** Begin EXTRACTED RECORDS **

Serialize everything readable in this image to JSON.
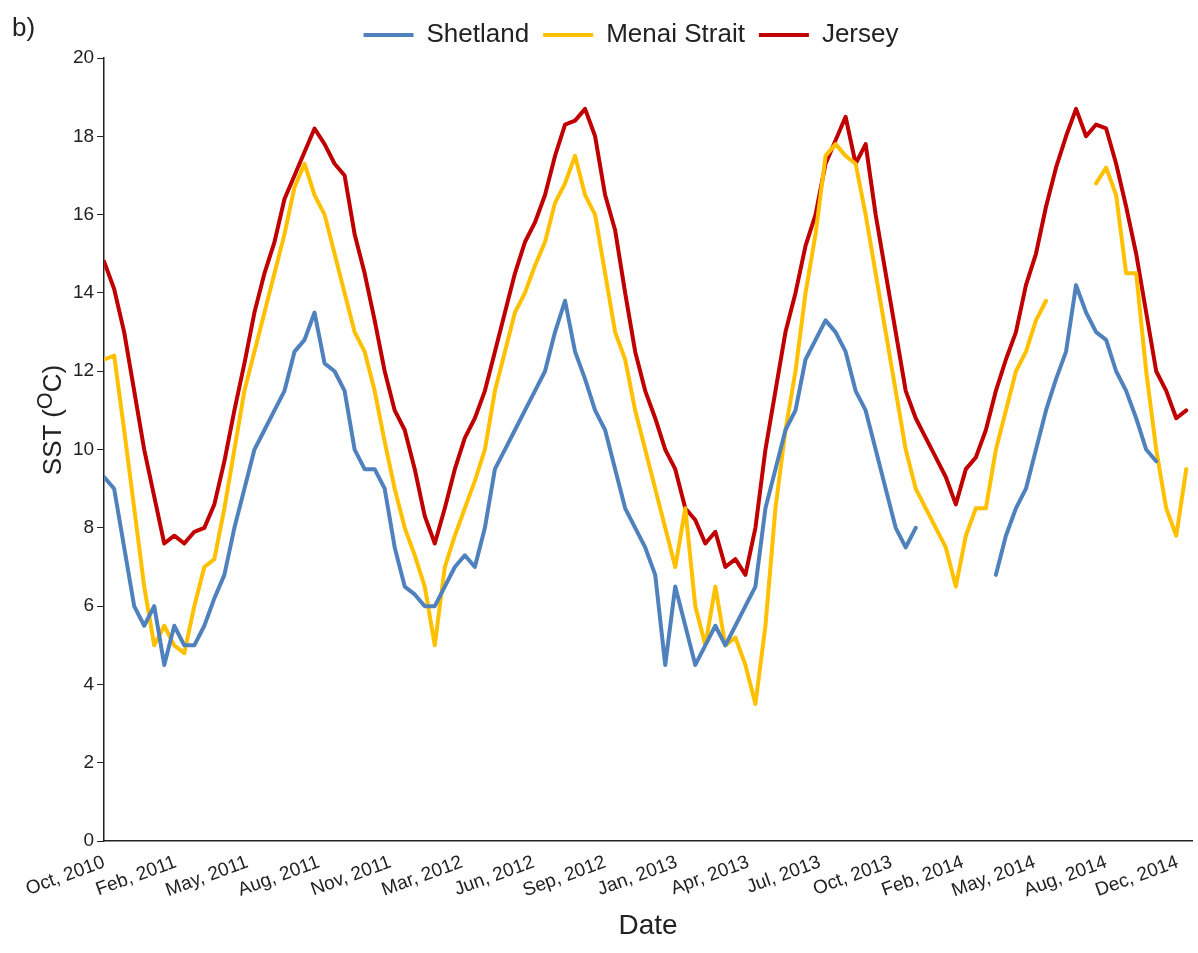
{
  "chart_data": {
    "type": "line",
    "title": "b)",
    "xlabel": "Date",
    "ylabel": "SST ($^{O}$C)",
    "x": [
      "2010-10-25",
      "2010-11-08",
      "2010-11-22",
      "2010-12-06",
      "2010-12-20",
      "2011-01-03",
      "2011-01-17",
      "2011-01-31",
      "2011-02-14",
      "2011-02-28",
      "2011-03-14",
      "2011-03-28",
      "2011-04-11",
      "2011-04-25",
      "2011-05-09",
      "2011-05-23",
      "2011-06-06",
      "2011-06-20",
      "2011-07-04",
      "2011-07-18",
      "2011-08-01",
      "2011-08-15",
      "2011-08-29",
      "2011-09-12",
      "2011-09-26",
      "2011-10-10",
      "2011-10-24",
      "2011-11-07",
      "2011-11-21",
      "2011-12-05",
      "2011-12-19",
      "2012-01-02",
      "2012-01-16",
      "2012-01-30",
      "2012-02-13",
      "2012-02-27",
      "2012-03-12",
      "2012-03-26",
      "2012-04-09",
      "2012-04-23",
      "2012-05-07",
      "2012-05-21",
      "2012-06-04",
      "2012-06-18",
      "2012-07-02",
      "2012-07-16",
      "2012-07-30",
      "2012-08-13",
      "2012-08-27",
      "2012-09-10",
      "2012-09-24",
      "2012-10-08",
      "2012-10-22",
      "2012-11-05",
      "2012-11-19",
      "2012-12-03",
      "2012-12-17",
      "2012-12-31",
      "2013-01-14",
      "2013-01-28",
      "2013-02-11",
      "2013-02-25",
      "2013-03-11",
      "2013-03-25",
      "2013-04-08",
      "2013-04-22",
      "2013-05-06",
      "2013-05-20",
      "2013-06-03",
      "2013-06-17",
      "2013-07-01",
      "2013-07-15",
      "2013-07-29",
      "2013-08-12",
      "2013-08-26",
      "2013-09-09",
      "2013-09-23",
      "2013-10-07",
      "2013-10-21",
      "2013-11-04",
      "2013-11-18",
      "2013-12-02",
      "2013-12-16",
      "2013-12-30",
      "2014-01-13",
      "2014-01-27",
      "2014-02-10",
      "2014-02-24",
      "2014-03-10",
      "2014-03-24",
      "2014-04-07",
      "2014-04-21",
      "2014-05-05",
      "2014-05-19",
      "2014-06-02",
      "2014-06-16",
      "2014-06-30",
      "2014-07-14",
      "2014-07-28",
      "2014-08-11",
      "2014-08-25",
      "2014-09-08",
      "2014-09-22",
      "2014-10-06",
      "2014-10-20",
      "2014-11-03",
      "2014-11-17",
      "2014-12-01",
      "2014-12-15"
    ],
    "series": [
      {
        "name": "Shetland",
        "color": "#4f81bd",
        "values": [
          9.3,
          9.0,
          7.5,
          6.0,
          5.5,
          6.0,
          4.5,
          5.5,
          5.0,
          5.0,
          5.5,
          6.2,
          6.8,
          8.0,
          9.0,
          10.0,
          10.5,
          11.0,
          11.5,
          12.5,
          12.8,
          13.5,
          12.2,
          12.0,
          11.5,
          10.0,
          9.5,
          9.5,
          9.0,
          7.5,
          6.5,
          6.3,
          6.0,
          6.0,
          6.5,
          7.0,
          7.3,
          7.0,
          8.0,
          9.5,
          10.0,
          10.5,
          11.0,
          11.5,
          12.0,
          13.0,
          13.8,
          12.5,
          11.8,
          11.0,
          10.5,
          9.5,
          8.5,
          8.0,
          7.5,
          6.8,
          4.5,
          6.5,
          5.5,
          4.5,
          5.0,
          5.5,
          5.0,
          5.5,
          6.0,
          6.5,
          8.5,
          9.5,
          10.5,
          11.0,
          12.3,
          12.8,
          13.3,
          13.0,
          12.5,
          11.5,
          11.0,
          10.0,
          9.0,
          8.0,
          7.5,
          8.0,
          null,
          null,
          null,
          null,
          null,
          null,
          null,
          6.8,
          7.8,
          8.5,
          9.0,
          10.0,
          11.0,
          11.8,
          12.5,
          14.2,
          13.5,
          13.0,
          12.8,
          12.0,
          11.5,
          10.8,
          10.0,
          9.7,
          null,
          null,
          null
        ]
      },
      {
        "name": "Menai Strait",
        "color": "#ffc000",
        "values": [
          12.3,
          12.4,
          10.5,
          8.5,
          6.5,
          5.0,
          5.5,
          5.0,
          4.8,
          6.0,
          7.0,
          7.2,
          8.5,
          10.0,
          11.5,
          12.5,
          13.5,
          14.5,
          15.5,
          16.7,
          17.3,
          16.5,
          16.0,
          15.0,
          14.0,
          13.0,
          12.5,
          11.5,
          10.2,
          9.0,
          8.0,
          7.3,
          6.5,
          5.0,
          7.0,
          7.8,
          8.5,
          9.2,
          10.0,
          11.5,
          12.5,
          13.5,
          14.0,
          14.7,
          15.3,
          16.3,
          16.8,
          17.5,
          16.5,
          16.0,
          14.5,
          13.0,
          12.3,
          11.0,
          10.0,
          9.0,
          8.0,
          7.0,
          8.5,
          6.0,
          5.0,
          6.5,
          5.0,
          5.2,
          4.5,
          3.5,
          5.5,
          8.5,
          10.5,
          12.0,
          14.0,
          15.5,
          17.5,
          17.8,
          17.5,
          17.3,
          16.0,
          14.5,
          13.0,
          11.5,
          10.0,
          9.0,
          8.5,
          8.0,
          7.5,
          6.5,
          7.8,
          8.5,
          8.5,
          10.0,
          11.0,
          12.0,
          12.5,
          13.3,
          13.8,
          null,
          null,
          null,
          null,
          16.8,
          17.2,
          16.5,
          14.5,
          14.5,
          12.0,
          10.0,
          8.5,
          7.8,
          9.5
        ]
      },
      {
        "name": "Jersey",
        "color": "#c00000",
        "values": [
          14.8,
          14.1,
          13.0,
          11.5,
          10.0,
          8.8,
          7.6,
          7.8,
          7.6,
          7.9,
          8.0,
          8.6,
          9.7,
          11.0,
          12.2,
          13.5,
          14.5,
          15.3,
          16.4,
          17.0,
          17.6,
          18.2,
          17.8,
          17.3,
          17.0,
          15.5,
          14.5,
          13.3,
          12.0,
          11.0,
          10.5,
          9.5,
          8.3,
          7.6,
          8.5,
          9.5,
          10.3,
          10.8,
          11.5,
          12.5,
          13.5,
          14.5,
          15.3,
          15.8,
          16.5,
          17.5,
          18.3,
          18.4,
          18.7,
          18.0,
          16.5,
          15.6,
          14.0,
          12.5,
          11.5,
          10.8,
          10.0,
          9.5,
          8.5,
          8.2,
          7.6,
          7.9,
          7.0,
          7.2,
          6.8,
          8.0,
          10.0,
          11.5,
          13.0,
          14.0,
          15.2,
          16.0,
          17.3,
          17.9,
          18.5,
          17.3,
          17.8,
          16.0,
          14.5,
          13.0,
          11.5,
          10.8,
          10.3,
          9.8,
          9.3,
          8.6,
          9.5,
          9.8,
          10.5,
          11.5,
          12.3,
          13.0,
          14.2,
          15.0,
          16.2,
          17.2,
          18.0,
          18.7,
          18.0,
          18.3,
          18.2,
          17.3,
          16.2,
          15.0,
          13.5,
          12.0,
          11.5,
          10.8,
          11.0
        ]
      }
    ],
    "xlim": [
      "2010-10-25",
      "2014-12-23"
    ],
    "xticks": [
      {
        "value": "2010-10-25",
        "label": "Oct, 2010"
      },
      {
        "value": "2011-02-02",
        "label": "Feb, 2011"
      },
      {
        "value": "2011-05-13",
        "label": "May, 2011"
      },
      {
        "value": "2011-08-21",
        "label": "Aug, 2011"
      },
      {
        "value": "2011-11-29",
        "label": "Nov, 2011"
      },
      {
        "value": "2012-03-08",
        "label": "Mar, 2012"
      },
      {
        "value": "2012-06-16",
        "label": "Jun, 2012"
      },
      {
        "value": "2012-09-24",
        "label": "Sep, 2012"
      },
      {
        "value": "2013-01-02",
        "label": "Jan, 2013"
      },
      {
        "value": "2013-04-12",
        "label": "Apr, 2013"
      },
      {
        "value": "2013-07-21",
        "label": "Jul, 2013"
      },
      {
        "value": "2013-10-29",
        "label": "Oct, 2013"
      },
      {
        "value": "2014-02-06",
        "label": "Feb, 2014"
      },
      {
        "value": "2014-05-17",
        "label": "May, 2014"
      },
      {
        "value": "2014-08-25",
        "label": "Aug, 2014"
      },
      {
        "value": "2014-12-03",
        "label": "Dec, 2014"
      }
    ],
    "ylim": [
      0,
      20
    ],
    "yticks": [
      0,
      2,
      4,
      6,
      8,
      10,
      12,
      14,
      16,
      18,
      20
    ],
    "grid": false,
    "legend": "top",
    "marker": "none",
    "line_style": "solid"
  }
}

** End EXTRACTED RECORDS **

▸ **WORK TO COMPLETE**:
Look through the entries above and report each line where the string "name" occurs.

▸ **CORRECT RESULT**:
        "name": "Shetland",
        "name": "Menai Strait",
        "name": "Jersey",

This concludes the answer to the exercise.